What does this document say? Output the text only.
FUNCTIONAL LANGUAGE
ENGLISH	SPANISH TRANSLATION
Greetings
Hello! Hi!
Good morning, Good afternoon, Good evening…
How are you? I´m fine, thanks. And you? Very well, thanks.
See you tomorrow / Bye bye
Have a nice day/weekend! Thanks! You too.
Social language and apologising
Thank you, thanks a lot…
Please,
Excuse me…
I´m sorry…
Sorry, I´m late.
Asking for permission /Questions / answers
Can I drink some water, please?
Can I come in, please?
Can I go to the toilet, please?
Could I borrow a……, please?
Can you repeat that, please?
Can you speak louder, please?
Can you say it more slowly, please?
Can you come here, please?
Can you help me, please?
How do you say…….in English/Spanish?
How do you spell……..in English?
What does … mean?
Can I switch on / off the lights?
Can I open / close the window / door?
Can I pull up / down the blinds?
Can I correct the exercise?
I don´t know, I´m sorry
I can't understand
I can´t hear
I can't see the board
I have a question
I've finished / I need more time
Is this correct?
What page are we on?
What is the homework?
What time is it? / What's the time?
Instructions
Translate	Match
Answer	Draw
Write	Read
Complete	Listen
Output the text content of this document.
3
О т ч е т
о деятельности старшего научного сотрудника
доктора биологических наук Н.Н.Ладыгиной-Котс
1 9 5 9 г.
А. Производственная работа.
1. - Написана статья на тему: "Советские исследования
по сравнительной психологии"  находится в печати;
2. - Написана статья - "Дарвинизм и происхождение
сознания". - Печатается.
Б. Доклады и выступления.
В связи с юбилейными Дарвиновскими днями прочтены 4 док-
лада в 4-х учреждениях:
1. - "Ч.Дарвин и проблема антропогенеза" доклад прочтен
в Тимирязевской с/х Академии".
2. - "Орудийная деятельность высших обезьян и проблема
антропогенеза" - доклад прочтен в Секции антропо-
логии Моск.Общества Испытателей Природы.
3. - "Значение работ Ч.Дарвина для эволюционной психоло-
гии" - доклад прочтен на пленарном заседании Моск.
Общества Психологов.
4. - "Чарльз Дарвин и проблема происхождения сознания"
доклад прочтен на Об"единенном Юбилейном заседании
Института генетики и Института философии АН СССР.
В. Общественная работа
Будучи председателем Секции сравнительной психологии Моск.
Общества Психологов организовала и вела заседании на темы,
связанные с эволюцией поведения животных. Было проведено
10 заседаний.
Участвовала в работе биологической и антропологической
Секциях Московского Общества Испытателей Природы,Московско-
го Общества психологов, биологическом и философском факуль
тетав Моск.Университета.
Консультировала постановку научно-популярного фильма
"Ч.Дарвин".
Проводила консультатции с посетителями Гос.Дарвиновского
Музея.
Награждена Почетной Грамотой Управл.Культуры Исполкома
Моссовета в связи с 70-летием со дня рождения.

■ ■ ■ ■

§ Work to do: Take the entries and copy them out exactly.

§ Full response:
What does this document say? Output the text only.
FUNCTIONAL LANGUAGE
ENGLISH	SPANISH TRANSLATION
Greetings
Hello! Hi!
Good morning, Good afternoon, Good evening…
How are you? I´m fine, thanks. And you? Very well, thanks.
See you tomorrow / Bye bye
Have a nice day/weekend! Thanks! You too.
Social language and apologising
Thank you, thanks a lot…
Please,
Excuse me…
I´m sorry…
Sorry, I´m late.
Asking for permission /Questions / answers
Can I drink some water, please?
Can I come in, please?
Can I go to the toilet, please?
Could I borrow a……, please?
Can you repeat that, please?
Can you speak louder, please?
Can you say it more slowly, please?
Can you come here, please?
Can you help me, please?
How do you say…….in English/Spanish?
How do you spell……..in English?
What does … mean?
Can I switch on / off the lights?
Can I open / close the window / door?
Can I pull up / down the blinds?
Can I correct the exercise?
I don´t know, I´m sorry
I can't understand
I can´t hear
I can't see the board
I have a question
I've finished / I need more time
Is this correct?
What page are we on?
What is the homework?
What time is it? / What's the time?
Instructions
Translate	Match
Answer	Draw
Write	Read
Complete	Listen
Output the text content of this document.
3
О т ч е т
о деятельности старшего научного сотрудника
доктора биологических наук Н.Н.Ладыгиной-Котс
1 9 5 9 г.
А. Производственная работа.
1. - Написана статья на тему: "Советские исследования
по сравнительной психологии"  находится в печати;
2. - Написана статья - "Дарвинизм и происхождение
сознания". - Печатается.
Б. Доклады и выступления.
В связи с юбилейными Дарвиновскими днями прочтены 4 док-
лада в 4-х учреждениях:
1. - "Ч.Дарвин и проблема антропогенеза" доклад прочтен
в Тимирязевской с/х Академии".
2. - "Орудийная деятельность высших обезьян и проблема
антропогенеза" - доклад прочтен в Секции антропо-
логии Моск.Общества Испытателей Природы.
3. - "Значение работ Ч.Дарвина для эволюционной психоло-
гии" - доклад прочтен на пленарном заседании Моск.
Общества Психологов.
4. - "Чарльз Дарвин и проблема происхождения сознания"
доклад прочтен на Об"единенном Юбилейном заседании
Института генетики и Института философии АН СССР.
В. Общественная работа
Будучи председателем Секции сравнительной психологии Моск.
Общества Психологов организовала и вела заседании на темы,
связанные с эволюцией поведения животных. Было проведено
10 заседаний.
Участвовала в работе биологической и антропологической
Секциях Московского Общества Испытателей Природы,Московско-
го Общества психологов, биологическом и философском факуль
тетав Моск.Университета.
Консультировала постановку научно-популярного фильма
"Ч.Дарвин".
Проводила консультатции с посетителями Гос.Дарвиновского
Музея.
Награждена Почетной Грамотой Управл.Культуры Исполкома
Моссовета в связи с 70-летием со дня рождения.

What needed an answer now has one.